- [EXERCISE PROMPT]: The entries are to be returned exactly, with images left out.

- [INFORMATION PROVIDED]:
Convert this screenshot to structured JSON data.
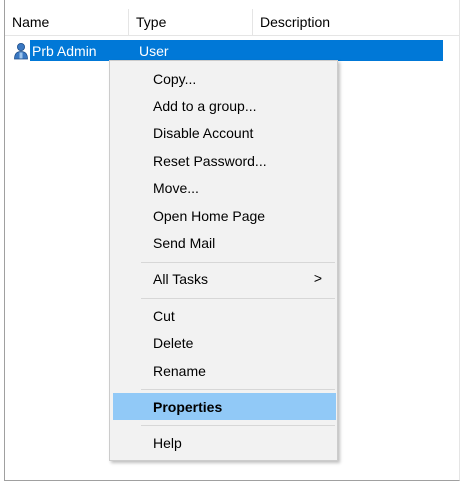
{
  "columns": {
    "name": "Name",
    "type": "Type",
    "description": "Description"
  },
  "row": {
    "name": "Prb Admin",
    "type": "User",
    "icon": "user-icon"
  },
  "menu": {
    "copy": "Copy...",
    "add_to_group": "Add to a group...",
    "disable_account": "Disable Account",
    "reset_password": "Reset Password...",
    "move": "Move...",
    "open_home_page": "Open Home Page",
    "send_mail": "Send Mail",
    "all_tasks": "All Tasks",
    "all_tasks_arrow": ">",
    "cut": "Cut",
    "delete": "Delete",
    "rename": "Rename",
    "properties": "Properties",
    "help": "Help"
  },
  "colors": {
    "selection": "#0078d7",
    "menu_highlight": "#91c9f7",
    "menu_bg": "#f2f2f2"
  }
}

- [RESPONSE TO THE TASK]:
Convert this screenshot to structured JSON data.
{
  "columns": {
    "name": "Name",
    "type": "Type",
    "description": "Description"
  },
  "row": {
    "name": "Prb Admin",
    "type": "User",
    "icon": "user-icon"
  },
  "menu": {
    "copy": "Copy...",
    "add_to_group": "Add to a group...",
    "disable_account": "Disable Account",
    "reset_password": "Reset Password...",
    "move": "Move...",
    "open_home_page": "Open Home Page",
    "send_mail": "Send Mail",
    "all_tasks": "All Tasks",
    "all_tasks_arrow": ">",
    "cut": "Cut",
    "delete": "Delete",
    "rename": "Rename",
    "properties": "Properties",
    "help": "Help"
  },
  "colors": {
    "selection": "#0078d7",
    "menu_highlight": "#91c9f7",
    "menu_bg": "#f2f2f2"
  }
}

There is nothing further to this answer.